>> begin Material shown
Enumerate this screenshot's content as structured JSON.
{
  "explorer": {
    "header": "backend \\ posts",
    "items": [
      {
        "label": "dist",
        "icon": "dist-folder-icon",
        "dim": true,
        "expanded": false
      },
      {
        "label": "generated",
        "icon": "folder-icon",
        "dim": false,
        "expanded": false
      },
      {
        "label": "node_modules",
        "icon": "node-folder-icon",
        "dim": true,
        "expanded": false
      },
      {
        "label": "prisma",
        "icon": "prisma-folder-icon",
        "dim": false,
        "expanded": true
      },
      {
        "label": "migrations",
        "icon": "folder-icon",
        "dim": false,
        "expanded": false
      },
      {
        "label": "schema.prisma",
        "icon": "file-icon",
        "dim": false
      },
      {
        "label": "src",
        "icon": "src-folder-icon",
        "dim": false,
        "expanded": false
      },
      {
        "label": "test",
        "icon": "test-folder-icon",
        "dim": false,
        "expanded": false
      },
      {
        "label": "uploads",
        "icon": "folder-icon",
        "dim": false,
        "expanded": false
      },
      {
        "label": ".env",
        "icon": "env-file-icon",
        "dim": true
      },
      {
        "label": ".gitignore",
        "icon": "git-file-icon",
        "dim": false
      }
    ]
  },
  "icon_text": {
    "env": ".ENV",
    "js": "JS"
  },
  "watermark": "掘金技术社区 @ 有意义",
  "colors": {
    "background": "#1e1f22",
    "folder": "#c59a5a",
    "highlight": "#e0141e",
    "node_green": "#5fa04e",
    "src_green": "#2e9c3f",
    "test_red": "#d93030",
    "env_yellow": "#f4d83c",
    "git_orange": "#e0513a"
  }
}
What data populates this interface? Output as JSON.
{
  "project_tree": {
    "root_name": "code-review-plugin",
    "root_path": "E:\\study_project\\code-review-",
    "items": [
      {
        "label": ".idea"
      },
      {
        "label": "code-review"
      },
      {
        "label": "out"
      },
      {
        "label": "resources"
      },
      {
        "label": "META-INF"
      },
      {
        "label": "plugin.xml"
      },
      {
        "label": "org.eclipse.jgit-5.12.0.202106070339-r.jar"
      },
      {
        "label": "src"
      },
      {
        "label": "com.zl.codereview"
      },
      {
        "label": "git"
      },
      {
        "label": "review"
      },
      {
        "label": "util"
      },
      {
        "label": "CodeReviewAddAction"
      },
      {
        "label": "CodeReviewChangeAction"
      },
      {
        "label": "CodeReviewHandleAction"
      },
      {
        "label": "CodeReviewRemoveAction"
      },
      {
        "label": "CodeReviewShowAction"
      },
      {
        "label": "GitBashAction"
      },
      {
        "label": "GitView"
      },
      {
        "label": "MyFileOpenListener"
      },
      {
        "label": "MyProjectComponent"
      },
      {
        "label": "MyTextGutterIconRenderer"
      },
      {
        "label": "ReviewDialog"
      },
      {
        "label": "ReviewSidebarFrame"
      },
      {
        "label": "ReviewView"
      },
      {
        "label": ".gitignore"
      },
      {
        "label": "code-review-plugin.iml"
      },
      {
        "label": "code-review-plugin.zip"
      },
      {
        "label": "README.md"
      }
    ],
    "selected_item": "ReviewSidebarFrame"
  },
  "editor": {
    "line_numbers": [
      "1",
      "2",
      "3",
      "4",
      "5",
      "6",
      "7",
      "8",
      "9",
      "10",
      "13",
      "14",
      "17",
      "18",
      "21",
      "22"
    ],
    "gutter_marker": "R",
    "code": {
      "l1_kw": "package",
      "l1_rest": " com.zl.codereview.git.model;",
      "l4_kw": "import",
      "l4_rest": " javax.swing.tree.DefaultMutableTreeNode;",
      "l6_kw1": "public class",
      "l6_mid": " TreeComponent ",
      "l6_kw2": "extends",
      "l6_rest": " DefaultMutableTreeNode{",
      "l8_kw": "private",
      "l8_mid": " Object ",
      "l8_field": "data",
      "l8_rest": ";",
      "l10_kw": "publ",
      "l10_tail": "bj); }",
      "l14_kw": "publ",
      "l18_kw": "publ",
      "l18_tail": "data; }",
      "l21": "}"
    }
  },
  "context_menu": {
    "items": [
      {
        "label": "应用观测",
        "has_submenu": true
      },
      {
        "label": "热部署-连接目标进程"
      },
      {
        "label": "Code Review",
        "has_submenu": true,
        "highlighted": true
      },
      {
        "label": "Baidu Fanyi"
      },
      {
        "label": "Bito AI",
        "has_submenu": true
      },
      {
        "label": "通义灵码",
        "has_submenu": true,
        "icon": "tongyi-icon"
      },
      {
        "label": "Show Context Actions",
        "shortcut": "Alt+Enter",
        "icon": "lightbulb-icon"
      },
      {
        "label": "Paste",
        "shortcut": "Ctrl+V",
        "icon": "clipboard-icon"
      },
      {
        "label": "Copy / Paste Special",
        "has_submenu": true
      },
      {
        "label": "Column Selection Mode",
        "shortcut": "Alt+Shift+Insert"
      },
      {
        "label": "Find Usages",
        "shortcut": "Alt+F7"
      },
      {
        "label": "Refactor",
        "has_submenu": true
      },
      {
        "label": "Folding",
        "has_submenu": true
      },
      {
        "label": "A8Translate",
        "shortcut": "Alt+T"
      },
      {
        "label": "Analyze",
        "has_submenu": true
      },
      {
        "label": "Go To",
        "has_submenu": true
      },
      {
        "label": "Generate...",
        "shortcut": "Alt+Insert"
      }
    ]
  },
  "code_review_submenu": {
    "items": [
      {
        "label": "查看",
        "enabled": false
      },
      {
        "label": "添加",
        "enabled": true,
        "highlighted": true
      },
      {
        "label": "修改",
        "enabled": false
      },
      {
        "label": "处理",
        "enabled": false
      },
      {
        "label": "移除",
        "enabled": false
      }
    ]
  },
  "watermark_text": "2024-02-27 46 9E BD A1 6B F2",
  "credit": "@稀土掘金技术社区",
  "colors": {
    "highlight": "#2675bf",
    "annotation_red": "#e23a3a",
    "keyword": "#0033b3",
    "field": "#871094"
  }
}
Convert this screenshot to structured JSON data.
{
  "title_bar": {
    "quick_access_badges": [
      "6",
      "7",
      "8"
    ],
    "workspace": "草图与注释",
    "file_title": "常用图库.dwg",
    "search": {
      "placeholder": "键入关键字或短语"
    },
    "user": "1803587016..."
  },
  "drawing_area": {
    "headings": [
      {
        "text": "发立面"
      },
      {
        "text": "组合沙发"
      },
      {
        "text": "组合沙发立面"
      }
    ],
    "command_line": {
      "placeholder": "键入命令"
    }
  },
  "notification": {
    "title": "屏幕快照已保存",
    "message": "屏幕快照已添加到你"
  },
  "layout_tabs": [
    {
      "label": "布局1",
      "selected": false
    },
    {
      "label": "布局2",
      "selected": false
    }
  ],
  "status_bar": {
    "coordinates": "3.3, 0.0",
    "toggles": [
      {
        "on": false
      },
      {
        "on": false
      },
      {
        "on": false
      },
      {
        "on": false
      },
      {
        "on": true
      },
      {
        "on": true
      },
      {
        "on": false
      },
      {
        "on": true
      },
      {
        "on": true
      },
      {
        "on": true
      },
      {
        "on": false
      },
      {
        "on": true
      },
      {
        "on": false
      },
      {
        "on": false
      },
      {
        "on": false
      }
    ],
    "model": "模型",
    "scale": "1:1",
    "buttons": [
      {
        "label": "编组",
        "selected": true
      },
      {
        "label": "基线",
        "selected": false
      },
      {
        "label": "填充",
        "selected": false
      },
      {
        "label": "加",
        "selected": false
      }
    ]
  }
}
>> end Material shown
Problem: Look for the word "folder" in every line of the listing and copy the lines that have it.

Exercise solution:
        "icon": "dist-folder-icon",
        "icon": "folder-icon",
        "icon": "node-folder-icon",
        "icon": "prisma-folder-icon",
        "icon": "folder-icon",
        "icon": "src-folder-icon",
        "icon": "test-folder-icon",
        "icon": "folder-icon",
    "folder": "#c59a5a",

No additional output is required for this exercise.